» Exercise 1
Answer these questions about the MSP Recovery financial overview, one answer per line and marked to match:
(a) Under the balance sheet section, what do the multiple reverse stock splits signal?
(b) Under the cash flow section, what mainly drives the cash burn?
(c) Under the competitive edge section, which company is MSP Recovery's partner for data infrastructure?
» Exercise 2
Write the next part of the MSP Recovery financial overview, picking up after its final sentence.

Balance Sheet The balance sheet shows a company that has accumulated assets, but with a very thin layer of shareholder equity and a meaningful amount of debt. Equity was negative in the past and only recently positive, and even now it remains modest compared with total assets. Cash on hand is low, leaving only a slim buffer to absorb ongoing losses. Debt has grown and now represents a significant claim on the business, increasing financial risk and dependence on lenders or new capital raises. Multiple reverse stock splits over a short period signal a history of share price pressure and dilution, and suggest that preserving listing status has been a challenge. Overall, financial flexibility appears limited and closely tied to external financing conditions.


Cash Flow

Cash Flow Cash flow reflects the income statement story: the core business has been a cash burner, not a cash generator. Operating cash flow has been consistently negative, showing that the company’s day‑to‑day activities consume cash rather than produce it. Capital spending is negligible, so the cash burn is mostly driven by operating and legal/claims costs rather than heavy investment in physical assets. With only a small cash balance, this structure implies reliance on outside funding, new partnerships, or improved collections to keep operations going. Unless recoveries and revenues scale meaningfully, ongoing negative cash flow will remain a key concern and a constraint on growth and staying power.


Competitive Edge

Competitive Edge Strategically, MSP Recovery positions itself as a specialist in healthcare claims recovery, trying to carve out a niche with advanced analytics, legal expertise, and an unusual model of owning the claims it pursues. Its partnership with Palantir is a clear strength: it provides access to powerful data infrastructure and credibility in big‑data analytics. The company has also accumulated large datasets and built tools tailored to Medicare, Medicaid, and complex primary‑payer situations, which can create learning advantages over time. However, the company is still young, and the market has not yet seen broad, consistent monetization of these advantages. It operates in a complex, regulated ecosystem where incumbent payers, providers, and claims processors are entrenched, and where sales cycles and legal processes are long. The competitive position has promising ingredients but is not yet validated by strong, recurring revenue or market share.

» Data records

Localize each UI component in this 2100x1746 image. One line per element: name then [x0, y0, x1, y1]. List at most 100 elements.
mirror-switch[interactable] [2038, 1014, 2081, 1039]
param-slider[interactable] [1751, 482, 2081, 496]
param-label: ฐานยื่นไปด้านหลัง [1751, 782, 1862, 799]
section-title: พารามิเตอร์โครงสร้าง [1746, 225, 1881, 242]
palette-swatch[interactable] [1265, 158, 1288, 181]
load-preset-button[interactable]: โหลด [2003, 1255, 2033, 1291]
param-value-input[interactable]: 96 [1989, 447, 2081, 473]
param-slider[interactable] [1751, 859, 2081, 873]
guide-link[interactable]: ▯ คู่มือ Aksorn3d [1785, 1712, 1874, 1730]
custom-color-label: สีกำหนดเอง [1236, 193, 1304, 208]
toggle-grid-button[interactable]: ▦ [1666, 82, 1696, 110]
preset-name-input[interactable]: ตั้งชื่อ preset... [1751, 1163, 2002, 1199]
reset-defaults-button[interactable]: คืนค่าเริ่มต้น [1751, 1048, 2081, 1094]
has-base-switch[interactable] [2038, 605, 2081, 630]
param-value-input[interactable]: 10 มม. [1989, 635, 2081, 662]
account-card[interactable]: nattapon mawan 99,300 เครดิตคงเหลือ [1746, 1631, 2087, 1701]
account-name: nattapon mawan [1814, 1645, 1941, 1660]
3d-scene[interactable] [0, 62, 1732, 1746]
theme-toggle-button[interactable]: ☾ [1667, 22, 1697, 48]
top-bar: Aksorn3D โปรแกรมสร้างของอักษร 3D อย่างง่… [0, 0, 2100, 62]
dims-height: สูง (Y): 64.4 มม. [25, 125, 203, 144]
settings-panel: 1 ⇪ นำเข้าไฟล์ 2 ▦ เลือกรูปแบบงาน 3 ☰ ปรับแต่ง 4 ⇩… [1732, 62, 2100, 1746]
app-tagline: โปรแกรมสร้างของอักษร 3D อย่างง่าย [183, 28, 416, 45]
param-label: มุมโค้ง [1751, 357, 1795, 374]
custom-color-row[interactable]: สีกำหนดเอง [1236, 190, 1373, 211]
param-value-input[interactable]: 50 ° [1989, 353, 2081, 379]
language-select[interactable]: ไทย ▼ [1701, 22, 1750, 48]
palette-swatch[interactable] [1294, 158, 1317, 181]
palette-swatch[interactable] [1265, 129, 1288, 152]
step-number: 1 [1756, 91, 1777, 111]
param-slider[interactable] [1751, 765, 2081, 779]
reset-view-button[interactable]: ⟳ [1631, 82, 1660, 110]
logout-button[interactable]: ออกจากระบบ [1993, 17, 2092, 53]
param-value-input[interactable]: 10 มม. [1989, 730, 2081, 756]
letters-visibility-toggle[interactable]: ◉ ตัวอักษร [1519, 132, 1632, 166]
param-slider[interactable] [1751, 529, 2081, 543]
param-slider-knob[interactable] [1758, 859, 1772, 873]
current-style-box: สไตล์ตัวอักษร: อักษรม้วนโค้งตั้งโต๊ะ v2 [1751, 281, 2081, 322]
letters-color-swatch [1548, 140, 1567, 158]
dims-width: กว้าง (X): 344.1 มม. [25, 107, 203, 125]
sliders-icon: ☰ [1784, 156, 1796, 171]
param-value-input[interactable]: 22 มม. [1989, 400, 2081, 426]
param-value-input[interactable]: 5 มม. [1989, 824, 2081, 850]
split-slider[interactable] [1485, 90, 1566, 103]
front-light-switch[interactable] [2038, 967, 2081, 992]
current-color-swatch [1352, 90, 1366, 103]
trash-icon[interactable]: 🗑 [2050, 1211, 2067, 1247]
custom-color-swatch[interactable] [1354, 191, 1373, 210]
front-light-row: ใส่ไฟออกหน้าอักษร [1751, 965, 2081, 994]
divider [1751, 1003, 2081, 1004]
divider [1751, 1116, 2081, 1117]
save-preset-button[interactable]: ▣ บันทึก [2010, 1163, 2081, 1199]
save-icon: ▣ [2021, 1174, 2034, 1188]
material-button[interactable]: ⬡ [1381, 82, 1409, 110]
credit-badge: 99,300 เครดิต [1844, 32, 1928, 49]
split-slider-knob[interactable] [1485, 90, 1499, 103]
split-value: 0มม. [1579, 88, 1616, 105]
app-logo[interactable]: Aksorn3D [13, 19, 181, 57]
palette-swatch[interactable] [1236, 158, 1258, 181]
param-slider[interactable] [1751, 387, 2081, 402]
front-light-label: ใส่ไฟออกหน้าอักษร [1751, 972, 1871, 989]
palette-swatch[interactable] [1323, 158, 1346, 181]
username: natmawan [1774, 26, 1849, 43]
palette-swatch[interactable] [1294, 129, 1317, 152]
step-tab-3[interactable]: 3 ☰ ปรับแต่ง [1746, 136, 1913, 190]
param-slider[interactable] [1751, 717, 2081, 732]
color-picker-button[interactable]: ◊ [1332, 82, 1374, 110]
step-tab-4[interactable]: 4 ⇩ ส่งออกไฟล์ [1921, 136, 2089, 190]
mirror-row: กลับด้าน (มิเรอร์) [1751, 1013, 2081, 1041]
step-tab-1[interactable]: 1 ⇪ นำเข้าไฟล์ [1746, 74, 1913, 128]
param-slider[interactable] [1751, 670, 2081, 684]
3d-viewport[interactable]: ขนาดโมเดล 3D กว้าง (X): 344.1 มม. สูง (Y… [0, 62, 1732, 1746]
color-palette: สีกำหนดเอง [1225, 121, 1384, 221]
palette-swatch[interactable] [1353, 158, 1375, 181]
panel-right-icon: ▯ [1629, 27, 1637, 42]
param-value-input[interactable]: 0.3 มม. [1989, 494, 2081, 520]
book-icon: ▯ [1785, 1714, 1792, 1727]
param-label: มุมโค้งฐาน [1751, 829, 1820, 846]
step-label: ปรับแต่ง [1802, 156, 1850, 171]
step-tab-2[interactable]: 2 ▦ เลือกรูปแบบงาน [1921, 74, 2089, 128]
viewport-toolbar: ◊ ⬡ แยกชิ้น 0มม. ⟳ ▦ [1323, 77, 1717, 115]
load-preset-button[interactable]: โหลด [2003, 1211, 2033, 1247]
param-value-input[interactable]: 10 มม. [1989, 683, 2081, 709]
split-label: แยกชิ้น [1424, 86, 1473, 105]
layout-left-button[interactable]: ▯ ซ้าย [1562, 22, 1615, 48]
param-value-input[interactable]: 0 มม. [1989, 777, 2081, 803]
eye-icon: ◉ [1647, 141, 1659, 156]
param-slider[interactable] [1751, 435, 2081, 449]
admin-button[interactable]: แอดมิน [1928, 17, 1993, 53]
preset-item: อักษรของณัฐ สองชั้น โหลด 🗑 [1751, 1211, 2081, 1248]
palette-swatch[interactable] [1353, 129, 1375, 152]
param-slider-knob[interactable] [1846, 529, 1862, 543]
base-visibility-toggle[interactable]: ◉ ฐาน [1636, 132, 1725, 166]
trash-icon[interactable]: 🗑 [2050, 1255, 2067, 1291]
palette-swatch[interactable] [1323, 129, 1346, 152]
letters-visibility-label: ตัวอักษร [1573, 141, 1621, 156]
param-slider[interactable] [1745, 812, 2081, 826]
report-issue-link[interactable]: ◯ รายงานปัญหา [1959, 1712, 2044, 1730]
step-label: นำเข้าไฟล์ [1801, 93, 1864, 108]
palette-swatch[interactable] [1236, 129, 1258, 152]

» Reply 1
(a) A history of share price pressure and dilution, and a suggestion that preserving listing status has been a challenge.
(b) Operating and legal/claims costs, not heavy investment in physical assets.
(c) Palantir.

» Reply 2
Innovation and R&D

Innovation and R&D Innovation is the clear highlight of MSP Recovery’s story. The firm is trying to build a full digital ecosystem around healthcare claims: AI‑driven analytics, a consumer and provider interface (LifeWallet), a blockchain‑based claims tokenization platform (LifeChain), and a national legal referral network. The Palantir-based clearinghouse concept could, in theory, prevent improper payments before they happen, shifting the business from retroactive recovery to real‑time prevention. If widely adopted, these tools could create powerful network effects: more data and more participants would make the system smarter and more valuable. The flip side is execution risk. Adoption by insurers, providers, and patients is not guaranteed, integration is complex, and regulators are cautious. To date, the innovation story is much stronger than the monetization story, so the main uncertainty is whether these ambitious platforms can convert from vision to material, recurring revenue.


Summary

Overall, MSP Recovery looks like a highly innovative but financially fragile company. On one side, it has bold technology, strong data ambitions, and a deep partnership with a major analytics player, all aimed at modernizing a messy corner of healthcare finance. On the other side, its current financials show tiny revenues, large and persistent losses, ongoing cash burn, and a capital structure marked by debt, dilution, and repeated reverse splits. The core tension is simple: the business has big ideas and sophisticated tools, but so far only limited evidence that these can scale into stable, profitable operations. Future outcomes will depend on the company’s ability to prove its model at scale, win broad adoption for its platforms, improve collections and revenue visibility, and do all of this while strengthening its balance sheet and stemming cash outflows. Uncertainty remains high, and the story is still firmly in the execution phase rather than the harvest phase.